Set problem — Identify all lines in the listing that include the word "Knowing", and copy them out.

Collected data entries
>>>

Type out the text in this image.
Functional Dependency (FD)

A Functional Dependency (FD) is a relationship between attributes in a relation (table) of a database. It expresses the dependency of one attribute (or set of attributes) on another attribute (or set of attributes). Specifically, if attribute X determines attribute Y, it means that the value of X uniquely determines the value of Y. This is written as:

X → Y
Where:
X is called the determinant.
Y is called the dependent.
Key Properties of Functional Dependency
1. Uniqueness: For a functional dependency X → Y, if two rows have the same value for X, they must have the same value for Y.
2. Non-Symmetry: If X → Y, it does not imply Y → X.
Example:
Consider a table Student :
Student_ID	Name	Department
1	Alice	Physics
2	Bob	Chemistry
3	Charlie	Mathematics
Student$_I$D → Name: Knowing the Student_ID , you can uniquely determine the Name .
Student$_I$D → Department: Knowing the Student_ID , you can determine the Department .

<<<

Result of the task —
Student$_I$D → Name: Knowing the Student_ID , you can uniquely determine the Name .
Student$_I$D → Department: Knowing the Student_ID , you can determine the Department .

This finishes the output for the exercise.